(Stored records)
++++++++++++++++++++

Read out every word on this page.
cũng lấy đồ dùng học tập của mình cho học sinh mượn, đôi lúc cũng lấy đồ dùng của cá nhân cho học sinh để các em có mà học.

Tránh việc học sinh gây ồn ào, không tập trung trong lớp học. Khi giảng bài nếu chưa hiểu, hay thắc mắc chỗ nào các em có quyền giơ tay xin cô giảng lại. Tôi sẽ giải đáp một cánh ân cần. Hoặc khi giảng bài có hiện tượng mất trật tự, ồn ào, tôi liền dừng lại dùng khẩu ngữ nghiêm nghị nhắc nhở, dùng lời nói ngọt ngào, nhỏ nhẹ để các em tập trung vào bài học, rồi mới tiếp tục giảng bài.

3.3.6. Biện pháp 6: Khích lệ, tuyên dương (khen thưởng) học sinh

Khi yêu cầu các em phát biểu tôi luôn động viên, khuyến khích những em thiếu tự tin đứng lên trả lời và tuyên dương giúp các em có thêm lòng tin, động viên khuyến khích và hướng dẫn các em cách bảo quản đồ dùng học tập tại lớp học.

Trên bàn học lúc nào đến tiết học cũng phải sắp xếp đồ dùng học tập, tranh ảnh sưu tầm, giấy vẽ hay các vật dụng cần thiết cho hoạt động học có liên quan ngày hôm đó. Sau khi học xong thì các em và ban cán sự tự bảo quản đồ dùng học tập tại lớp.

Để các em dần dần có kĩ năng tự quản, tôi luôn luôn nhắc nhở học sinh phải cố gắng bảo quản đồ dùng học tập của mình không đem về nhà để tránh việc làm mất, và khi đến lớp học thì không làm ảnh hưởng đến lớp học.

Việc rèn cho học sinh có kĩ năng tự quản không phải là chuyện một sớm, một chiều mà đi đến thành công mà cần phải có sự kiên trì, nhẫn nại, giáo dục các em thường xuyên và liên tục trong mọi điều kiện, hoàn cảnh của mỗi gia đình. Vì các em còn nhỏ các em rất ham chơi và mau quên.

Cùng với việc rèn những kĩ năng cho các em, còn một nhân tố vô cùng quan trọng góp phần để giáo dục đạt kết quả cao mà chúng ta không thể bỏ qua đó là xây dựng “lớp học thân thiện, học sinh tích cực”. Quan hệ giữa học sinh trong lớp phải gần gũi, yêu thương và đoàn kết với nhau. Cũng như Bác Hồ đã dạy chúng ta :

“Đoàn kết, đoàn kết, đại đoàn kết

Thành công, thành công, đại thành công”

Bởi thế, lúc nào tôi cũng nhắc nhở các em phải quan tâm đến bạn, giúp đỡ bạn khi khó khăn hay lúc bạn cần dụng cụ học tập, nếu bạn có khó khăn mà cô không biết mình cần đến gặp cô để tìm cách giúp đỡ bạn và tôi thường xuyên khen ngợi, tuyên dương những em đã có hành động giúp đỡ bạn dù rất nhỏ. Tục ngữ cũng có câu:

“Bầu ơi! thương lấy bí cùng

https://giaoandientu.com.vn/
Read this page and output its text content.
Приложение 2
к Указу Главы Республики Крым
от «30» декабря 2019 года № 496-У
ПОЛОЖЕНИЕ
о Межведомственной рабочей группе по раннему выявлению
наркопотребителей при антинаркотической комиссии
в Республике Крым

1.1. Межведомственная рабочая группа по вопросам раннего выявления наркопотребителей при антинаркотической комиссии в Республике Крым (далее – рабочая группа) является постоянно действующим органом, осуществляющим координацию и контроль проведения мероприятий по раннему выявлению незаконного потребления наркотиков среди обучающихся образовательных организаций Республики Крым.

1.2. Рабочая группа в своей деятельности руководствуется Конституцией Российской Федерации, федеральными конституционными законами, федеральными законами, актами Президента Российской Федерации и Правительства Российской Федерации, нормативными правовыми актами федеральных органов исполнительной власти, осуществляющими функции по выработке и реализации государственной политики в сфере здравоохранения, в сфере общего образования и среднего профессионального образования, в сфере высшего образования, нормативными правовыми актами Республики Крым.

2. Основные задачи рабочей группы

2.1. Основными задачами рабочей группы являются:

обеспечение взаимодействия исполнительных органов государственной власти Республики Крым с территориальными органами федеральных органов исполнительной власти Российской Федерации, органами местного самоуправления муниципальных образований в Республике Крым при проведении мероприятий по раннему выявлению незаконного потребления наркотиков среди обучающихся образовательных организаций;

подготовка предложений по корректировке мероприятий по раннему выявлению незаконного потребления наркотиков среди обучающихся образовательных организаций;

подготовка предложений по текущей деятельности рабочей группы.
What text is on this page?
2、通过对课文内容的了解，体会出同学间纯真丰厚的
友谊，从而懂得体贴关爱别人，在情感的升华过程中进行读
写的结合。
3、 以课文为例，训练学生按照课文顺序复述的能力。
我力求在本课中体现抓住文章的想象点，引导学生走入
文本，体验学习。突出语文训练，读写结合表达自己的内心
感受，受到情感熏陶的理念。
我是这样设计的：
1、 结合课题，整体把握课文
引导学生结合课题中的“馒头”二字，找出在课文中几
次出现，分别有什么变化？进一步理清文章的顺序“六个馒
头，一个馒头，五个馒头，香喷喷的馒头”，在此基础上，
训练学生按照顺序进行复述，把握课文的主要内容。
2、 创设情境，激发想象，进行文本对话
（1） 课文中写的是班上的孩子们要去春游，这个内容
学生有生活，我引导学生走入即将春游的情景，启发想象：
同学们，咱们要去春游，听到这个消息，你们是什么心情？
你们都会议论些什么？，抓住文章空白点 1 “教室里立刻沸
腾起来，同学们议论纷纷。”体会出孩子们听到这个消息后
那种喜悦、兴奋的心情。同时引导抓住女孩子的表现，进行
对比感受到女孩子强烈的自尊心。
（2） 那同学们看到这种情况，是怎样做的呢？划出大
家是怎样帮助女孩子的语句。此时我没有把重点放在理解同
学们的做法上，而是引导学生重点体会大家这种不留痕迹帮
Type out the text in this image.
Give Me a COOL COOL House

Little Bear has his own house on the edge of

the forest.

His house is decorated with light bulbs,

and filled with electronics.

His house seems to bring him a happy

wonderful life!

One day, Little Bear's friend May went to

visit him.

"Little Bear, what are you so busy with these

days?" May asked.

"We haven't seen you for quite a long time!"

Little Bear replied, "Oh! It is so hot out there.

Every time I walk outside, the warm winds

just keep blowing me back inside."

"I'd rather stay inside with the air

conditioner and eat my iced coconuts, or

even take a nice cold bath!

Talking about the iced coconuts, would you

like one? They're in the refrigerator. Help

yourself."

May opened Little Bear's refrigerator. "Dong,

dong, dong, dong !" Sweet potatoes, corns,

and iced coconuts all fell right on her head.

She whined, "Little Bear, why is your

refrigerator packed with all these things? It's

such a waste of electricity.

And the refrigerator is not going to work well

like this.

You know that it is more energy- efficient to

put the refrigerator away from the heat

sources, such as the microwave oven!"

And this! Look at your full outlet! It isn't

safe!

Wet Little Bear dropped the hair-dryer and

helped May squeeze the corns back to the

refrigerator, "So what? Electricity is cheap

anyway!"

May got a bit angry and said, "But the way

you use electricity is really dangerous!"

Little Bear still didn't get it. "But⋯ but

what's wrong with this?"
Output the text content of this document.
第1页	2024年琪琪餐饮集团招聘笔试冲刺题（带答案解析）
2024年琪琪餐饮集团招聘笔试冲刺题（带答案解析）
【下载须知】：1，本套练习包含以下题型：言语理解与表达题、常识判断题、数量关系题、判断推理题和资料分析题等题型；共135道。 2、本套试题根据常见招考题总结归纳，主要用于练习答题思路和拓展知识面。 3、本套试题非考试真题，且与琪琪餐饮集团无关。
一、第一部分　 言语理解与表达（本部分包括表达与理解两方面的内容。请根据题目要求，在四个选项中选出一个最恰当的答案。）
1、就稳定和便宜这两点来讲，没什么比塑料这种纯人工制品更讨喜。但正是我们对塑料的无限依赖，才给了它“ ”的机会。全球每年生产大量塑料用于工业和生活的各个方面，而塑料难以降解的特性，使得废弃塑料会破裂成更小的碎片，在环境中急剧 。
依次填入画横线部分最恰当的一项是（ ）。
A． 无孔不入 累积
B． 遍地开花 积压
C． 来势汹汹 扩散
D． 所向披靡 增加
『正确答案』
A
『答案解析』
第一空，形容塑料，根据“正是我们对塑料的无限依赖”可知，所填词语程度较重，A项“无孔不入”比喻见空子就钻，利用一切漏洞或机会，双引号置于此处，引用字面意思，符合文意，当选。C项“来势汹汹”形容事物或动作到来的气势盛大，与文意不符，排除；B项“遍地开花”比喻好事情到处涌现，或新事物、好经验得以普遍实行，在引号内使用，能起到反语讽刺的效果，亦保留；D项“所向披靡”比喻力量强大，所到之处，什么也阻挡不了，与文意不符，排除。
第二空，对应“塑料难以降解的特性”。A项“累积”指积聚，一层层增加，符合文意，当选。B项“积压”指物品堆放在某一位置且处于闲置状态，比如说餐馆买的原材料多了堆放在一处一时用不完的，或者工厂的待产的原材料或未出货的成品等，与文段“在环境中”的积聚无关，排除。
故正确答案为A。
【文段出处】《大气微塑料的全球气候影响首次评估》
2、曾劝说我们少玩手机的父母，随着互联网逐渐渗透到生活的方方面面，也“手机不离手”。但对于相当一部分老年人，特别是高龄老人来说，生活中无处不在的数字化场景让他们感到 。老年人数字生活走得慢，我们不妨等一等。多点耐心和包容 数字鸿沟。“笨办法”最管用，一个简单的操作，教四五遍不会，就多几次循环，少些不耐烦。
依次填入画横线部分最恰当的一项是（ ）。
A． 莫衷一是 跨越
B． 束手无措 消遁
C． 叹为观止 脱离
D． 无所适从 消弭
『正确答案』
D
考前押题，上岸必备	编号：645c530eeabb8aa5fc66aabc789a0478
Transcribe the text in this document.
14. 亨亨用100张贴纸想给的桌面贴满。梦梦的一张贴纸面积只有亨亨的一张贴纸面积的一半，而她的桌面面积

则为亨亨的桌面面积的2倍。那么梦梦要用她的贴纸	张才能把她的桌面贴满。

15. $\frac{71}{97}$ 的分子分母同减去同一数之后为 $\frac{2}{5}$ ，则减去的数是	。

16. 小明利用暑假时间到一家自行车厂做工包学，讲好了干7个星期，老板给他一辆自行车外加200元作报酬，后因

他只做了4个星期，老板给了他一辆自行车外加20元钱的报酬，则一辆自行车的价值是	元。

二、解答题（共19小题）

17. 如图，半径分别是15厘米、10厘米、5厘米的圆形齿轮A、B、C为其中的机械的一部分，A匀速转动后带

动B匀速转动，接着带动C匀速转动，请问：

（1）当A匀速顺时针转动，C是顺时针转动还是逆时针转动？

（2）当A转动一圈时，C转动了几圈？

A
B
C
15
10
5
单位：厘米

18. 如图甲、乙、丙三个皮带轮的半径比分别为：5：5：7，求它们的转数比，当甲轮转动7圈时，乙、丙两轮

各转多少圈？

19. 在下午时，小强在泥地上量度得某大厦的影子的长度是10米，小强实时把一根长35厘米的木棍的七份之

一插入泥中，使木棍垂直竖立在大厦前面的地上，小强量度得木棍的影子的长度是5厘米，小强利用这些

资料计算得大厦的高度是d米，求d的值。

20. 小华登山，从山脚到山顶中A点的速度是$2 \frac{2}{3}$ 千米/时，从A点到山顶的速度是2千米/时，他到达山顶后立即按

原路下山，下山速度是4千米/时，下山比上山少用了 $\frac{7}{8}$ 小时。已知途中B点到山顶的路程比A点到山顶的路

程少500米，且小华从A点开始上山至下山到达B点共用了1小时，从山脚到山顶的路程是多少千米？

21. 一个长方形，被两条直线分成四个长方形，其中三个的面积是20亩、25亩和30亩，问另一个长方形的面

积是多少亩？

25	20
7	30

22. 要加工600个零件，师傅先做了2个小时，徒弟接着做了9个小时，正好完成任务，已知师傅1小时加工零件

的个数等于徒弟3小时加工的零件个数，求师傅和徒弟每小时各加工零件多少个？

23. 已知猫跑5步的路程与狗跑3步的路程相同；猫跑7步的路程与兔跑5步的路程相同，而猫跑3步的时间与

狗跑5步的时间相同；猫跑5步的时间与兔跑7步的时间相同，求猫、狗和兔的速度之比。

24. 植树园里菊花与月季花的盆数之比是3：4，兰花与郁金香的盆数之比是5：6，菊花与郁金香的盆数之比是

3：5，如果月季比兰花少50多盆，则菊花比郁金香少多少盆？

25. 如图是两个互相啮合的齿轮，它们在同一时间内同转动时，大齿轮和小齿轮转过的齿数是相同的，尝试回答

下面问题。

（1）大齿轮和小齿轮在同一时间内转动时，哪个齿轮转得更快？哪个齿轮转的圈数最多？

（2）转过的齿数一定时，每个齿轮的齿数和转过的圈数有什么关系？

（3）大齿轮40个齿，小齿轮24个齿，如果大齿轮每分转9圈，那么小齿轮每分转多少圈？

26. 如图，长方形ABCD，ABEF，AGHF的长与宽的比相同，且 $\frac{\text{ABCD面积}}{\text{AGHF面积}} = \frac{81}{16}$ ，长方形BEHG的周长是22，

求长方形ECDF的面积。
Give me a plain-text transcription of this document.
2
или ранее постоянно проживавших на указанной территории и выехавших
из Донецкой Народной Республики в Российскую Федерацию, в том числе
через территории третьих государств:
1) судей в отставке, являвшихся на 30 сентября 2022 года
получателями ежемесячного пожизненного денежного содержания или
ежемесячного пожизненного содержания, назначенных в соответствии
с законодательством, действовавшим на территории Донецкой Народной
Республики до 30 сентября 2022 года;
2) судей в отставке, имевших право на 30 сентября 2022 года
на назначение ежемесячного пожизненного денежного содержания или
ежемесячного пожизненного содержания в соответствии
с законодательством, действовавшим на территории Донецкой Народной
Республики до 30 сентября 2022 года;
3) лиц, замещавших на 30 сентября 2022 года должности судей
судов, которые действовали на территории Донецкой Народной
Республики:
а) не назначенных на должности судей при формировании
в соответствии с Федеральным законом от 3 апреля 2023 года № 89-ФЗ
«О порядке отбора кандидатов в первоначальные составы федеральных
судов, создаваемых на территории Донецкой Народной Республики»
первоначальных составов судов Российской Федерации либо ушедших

++++++++++++++++++++

_Set problem_:
Out of the material above, select every line that holds the string "назначенных".

_Output for this task_:
ежемесячного пожизненного содержания, назначенных в соответствии
а) не назначенных на должности судей при формировании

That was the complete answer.